▶ **Task**: Find each line with the word "помощью" and say how many there are, nothing else.

Begin Material shown

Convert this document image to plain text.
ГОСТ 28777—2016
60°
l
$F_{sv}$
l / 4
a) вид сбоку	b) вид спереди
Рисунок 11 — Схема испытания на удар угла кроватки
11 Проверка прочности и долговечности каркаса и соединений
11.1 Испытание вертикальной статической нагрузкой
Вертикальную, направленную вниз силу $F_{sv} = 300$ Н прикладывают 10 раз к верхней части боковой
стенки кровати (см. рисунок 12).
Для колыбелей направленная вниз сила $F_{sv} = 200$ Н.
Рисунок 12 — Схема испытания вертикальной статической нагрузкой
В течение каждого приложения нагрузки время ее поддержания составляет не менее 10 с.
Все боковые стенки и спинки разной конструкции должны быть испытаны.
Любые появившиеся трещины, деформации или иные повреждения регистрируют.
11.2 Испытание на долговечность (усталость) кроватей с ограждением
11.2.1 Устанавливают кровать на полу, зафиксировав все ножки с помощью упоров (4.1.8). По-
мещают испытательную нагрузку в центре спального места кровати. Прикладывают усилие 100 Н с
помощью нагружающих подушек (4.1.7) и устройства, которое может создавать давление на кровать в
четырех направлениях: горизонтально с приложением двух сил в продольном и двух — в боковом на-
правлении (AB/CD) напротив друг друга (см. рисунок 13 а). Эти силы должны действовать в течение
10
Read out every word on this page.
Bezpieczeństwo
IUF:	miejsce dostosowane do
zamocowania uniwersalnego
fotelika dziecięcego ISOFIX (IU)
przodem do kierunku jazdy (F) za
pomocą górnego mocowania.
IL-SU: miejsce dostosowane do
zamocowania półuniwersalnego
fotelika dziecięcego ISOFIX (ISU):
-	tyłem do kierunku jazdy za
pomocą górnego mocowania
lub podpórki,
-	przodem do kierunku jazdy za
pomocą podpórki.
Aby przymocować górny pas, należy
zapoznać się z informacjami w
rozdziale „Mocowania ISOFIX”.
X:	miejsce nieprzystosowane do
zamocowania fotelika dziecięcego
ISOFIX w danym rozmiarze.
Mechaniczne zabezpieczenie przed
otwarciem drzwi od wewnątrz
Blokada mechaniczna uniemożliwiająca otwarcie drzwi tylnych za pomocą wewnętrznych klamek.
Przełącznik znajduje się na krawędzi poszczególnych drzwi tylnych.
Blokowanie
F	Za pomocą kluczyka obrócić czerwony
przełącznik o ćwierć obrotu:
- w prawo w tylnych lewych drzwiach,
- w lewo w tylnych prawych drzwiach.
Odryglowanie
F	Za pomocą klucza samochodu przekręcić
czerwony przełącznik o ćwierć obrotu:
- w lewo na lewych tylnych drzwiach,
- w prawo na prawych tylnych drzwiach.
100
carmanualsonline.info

End Material shown

▶ **The answer**: 2